::: RECORDED INFORMATION :::

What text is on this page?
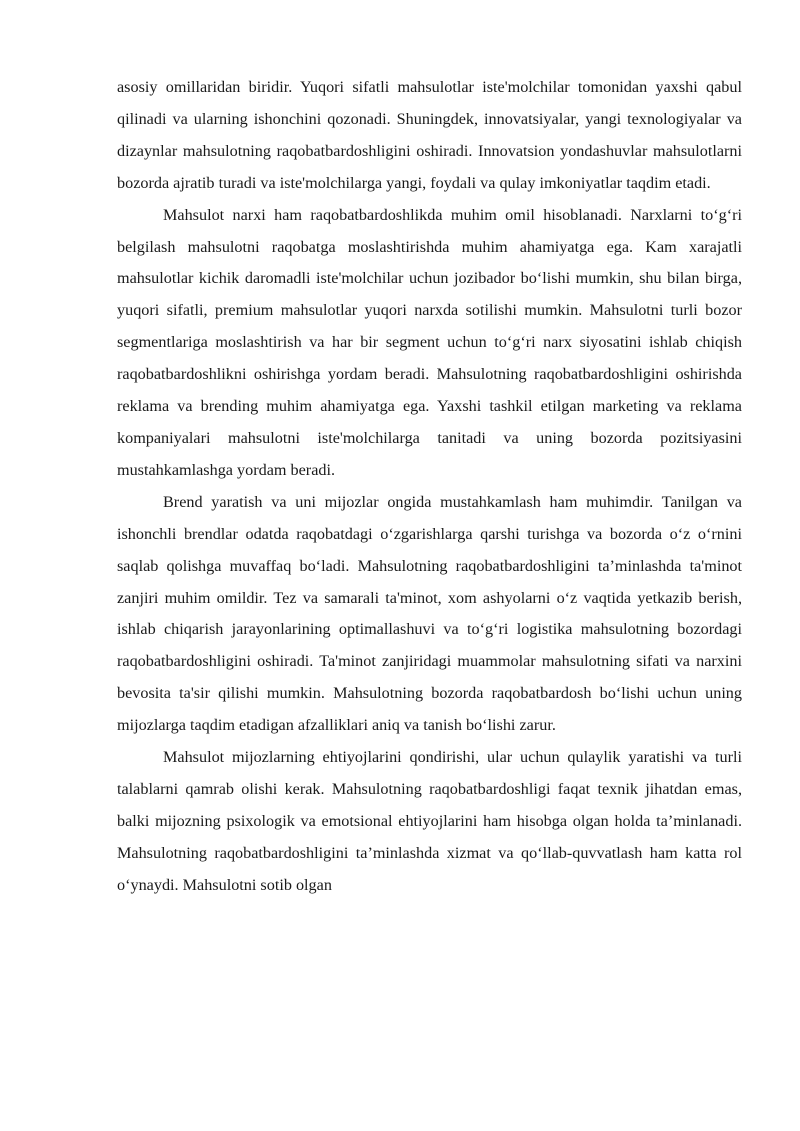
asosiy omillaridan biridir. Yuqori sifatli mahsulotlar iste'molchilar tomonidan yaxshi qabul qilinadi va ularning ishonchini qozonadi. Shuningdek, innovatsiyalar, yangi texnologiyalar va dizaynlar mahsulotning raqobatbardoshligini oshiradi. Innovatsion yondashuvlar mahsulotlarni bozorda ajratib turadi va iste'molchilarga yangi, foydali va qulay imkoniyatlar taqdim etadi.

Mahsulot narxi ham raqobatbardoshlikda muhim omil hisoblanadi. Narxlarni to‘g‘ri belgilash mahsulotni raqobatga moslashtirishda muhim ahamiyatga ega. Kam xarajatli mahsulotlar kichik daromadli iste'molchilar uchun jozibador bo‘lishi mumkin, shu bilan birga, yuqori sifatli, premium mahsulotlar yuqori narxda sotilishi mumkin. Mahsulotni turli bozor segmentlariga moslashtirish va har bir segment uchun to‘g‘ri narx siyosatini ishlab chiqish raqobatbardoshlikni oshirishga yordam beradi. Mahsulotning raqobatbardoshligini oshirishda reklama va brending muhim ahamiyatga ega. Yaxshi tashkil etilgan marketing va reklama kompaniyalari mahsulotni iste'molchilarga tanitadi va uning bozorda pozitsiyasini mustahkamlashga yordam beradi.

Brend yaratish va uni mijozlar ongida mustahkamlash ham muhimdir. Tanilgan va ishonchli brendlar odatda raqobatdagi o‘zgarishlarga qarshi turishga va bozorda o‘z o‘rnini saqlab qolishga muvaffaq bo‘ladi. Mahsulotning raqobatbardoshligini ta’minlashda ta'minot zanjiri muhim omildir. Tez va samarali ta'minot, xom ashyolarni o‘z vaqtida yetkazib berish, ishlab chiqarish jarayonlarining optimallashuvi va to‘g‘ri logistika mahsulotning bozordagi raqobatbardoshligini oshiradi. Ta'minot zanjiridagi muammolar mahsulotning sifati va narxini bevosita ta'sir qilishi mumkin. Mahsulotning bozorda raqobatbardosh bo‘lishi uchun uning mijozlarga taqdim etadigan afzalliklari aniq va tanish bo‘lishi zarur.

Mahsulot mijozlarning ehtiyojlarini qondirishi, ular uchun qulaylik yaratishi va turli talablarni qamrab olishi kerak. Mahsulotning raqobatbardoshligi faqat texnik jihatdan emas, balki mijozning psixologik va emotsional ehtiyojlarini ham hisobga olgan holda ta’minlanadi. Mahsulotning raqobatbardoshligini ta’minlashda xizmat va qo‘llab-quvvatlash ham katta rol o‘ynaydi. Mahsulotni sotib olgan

:::
::: RECORDED INFORMATION :::

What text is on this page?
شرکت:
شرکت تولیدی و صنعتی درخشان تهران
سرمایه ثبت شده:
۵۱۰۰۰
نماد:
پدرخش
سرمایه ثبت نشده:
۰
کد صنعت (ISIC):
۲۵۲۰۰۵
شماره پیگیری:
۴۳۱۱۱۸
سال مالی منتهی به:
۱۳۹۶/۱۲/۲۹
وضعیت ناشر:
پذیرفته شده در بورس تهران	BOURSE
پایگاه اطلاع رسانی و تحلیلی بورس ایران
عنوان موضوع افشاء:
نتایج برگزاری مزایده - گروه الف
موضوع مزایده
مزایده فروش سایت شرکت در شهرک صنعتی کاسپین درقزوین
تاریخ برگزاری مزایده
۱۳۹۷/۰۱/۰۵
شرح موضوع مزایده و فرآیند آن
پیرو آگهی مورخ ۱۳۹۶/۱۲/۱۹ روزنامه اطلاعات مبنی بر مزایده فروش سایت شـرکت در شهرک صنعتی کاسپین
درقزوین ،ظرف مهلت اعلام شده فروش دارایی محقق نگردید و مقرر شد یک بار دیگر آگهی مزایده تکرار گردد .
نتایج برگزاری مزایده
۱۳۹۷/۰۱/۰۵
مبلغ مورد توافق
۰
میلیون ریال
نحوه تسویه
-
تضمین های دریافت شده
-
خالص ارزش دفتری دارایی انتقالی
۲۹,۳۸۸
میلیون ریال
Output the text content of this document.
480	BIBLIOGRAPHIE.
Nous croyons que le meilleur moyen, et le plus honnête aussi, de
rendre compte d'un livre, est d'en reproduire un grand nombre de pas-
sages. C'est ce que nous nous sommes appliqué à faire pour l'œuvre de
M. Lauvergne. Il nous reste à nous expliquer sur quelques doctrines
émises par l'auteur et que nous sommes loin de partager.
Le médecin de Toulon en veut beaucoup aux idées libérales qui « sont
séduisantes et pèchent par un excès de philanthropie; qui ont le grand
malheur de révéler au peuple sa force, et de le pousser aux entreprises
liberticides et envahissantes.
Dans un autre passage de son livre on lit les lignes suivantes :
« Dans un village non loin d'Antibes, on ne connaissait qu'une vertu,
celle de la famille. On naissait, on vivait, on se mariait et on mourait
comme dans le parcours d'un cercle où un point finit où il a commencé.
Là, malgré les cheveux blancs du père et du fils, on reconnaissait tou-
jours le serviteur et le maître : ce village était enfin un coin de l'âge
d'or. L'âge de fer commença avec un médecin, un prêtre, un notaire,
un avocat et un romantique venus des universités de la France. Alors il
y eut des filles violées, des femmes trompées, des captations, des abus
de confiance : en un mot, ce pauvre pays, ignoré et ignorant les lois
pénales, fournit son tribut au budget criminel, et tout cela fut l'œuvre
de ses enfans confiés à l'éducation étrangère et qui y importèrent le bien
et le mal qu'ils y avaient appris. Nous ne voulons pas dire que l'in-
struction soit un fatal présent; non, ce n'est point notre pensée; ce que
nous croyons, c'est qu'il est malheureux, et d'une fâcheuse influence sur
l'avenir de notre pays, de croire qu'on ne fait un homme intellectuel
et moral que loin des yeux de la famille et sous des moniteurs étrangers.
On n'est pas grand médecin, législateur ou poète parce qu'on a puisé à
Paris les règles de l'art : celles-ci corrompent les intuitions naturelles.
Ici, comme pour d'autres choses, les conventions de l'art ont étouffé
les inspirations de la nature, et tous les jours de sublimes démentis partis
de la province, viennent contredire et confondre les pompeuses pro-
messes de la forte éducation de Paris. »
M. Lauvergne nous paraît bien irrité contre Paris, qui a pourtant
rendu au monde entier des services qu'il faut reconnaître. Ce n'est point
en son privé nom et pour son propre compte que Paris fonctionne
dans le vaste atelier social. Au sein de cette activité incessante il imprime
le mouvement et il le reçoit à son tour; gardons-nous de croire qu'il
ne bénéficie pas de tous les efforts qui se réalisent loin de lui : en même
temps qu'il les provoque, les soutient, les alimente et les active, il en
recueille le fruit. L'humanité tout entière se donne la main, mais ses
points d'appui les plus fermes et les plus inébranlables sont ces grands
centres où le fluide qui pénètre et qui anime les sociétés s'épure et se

:::
::: RECORDED INFORMATION :::

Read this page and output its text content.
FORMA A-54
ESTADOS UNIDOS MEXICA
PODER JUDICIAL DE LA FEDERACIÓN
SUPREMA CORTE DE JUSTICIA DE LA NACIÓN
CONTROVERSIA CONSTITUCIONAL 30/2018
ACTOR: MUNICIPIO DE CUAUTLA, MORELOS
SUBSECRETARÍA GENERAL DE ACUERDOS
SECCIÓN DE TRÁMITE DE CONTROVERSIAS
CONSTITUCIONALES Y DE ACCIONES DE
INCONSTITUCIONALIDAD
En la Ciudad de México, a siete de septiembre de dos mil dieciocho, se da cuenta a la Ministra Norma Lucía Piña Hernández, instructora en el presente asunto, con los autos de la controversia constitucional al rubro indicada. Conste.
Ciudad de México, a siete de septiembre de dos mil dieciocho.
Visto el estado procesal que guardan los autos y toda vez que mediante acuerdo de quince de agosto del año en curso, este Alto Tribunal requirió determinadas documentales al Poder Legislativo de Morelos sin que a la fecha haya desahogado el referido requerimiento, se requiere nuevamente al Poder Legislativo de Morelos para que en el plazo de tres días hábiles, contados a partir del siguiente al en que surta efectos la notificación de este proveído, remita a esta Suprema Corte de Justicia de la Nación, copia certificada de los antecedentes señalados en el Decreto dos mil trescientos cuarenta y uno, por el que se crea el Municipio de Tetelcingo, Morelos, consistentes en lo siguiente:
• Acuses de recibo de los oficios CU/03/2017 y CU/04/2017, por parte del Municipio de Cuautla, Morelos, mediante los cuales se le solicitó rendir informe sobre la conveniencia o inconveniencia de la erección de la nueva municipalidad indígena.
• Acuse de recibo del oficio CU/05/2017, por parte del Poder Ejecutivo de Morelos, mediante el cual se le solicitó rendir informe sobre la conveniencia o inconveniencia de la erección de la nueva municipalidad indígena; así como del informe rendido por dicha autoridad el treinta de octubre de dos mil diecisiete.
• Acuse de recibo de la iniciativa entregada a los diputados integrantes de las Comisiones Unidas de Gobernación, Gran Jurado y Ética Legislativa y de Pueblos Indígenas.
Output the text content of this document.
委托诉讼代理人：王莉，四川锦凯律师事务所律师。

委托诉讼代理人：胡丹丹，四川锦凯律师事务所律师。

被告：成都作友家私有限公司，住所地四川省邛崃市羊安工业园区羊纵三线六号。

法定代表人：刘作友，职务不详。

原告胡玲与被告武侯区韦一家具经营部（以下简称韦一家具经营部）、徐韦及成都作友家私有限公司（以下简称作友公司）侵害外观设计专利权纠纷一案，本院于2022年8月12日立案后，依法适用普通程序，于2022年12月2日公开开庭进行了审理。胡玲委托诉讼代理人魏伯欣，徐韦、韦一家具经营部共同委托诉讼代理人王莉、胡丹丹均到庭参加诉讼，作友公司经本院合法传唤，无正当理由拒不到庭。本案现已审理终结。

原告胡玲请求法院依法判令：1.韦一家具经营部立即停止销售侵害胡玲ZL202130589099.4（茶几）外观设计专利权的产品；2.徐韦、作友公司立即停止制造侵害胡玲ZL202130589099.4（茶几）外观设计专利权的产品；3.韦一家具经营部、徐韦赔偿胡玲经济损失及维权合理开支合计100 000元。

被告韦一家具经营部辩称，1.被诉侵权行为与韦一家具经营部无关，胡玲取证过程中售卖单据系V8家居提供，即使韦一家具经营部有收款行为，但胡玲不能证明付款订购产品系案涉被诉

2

:::

## EXERCISE PROMPT
Scan the data above and copy every line with "صنعتی" in it.

## RESPONSE TO THE TASK
شرکت تولیدی و صنعتی درخشان تهران
مزایده فروش سایت شرکت در شهرک صنعتی کاسپین درقزوین
پیرو آگهی مورخ ۱۳۹۶/۱۲/۱۹ روزنامه اطلاعات مبنی بر مزایده فروش سایت شـرکت در شهرک صنعتی کاسپین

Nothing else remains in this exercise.